• [RECORDS TO PROCESS]
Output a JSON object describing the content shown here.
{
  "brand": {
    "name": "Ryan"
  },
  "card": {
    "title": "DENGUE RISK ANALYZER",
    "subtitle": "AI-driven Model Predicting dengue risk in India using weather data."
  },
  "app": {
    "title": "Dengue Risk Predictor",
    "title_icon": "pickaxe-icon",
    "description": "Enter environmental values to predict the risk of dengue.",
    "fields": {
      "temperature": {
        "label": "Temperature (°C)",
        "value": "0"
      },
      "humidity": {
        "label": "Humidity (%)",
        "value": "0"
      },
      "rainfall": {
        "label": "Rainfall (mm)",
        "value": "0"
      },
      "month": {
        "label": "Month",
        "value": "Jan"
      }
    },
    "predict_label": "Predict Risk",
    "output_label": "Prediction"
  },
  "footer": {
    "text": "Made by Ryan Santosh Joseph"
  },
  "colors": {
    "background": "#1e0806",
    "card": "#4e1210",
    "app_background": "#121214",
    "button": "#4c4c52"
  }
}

• [YOUR OBJECTIVE] Reply with nothing but the number of lines that contain the word "Ryan".

• [FULL OUTPUT] 2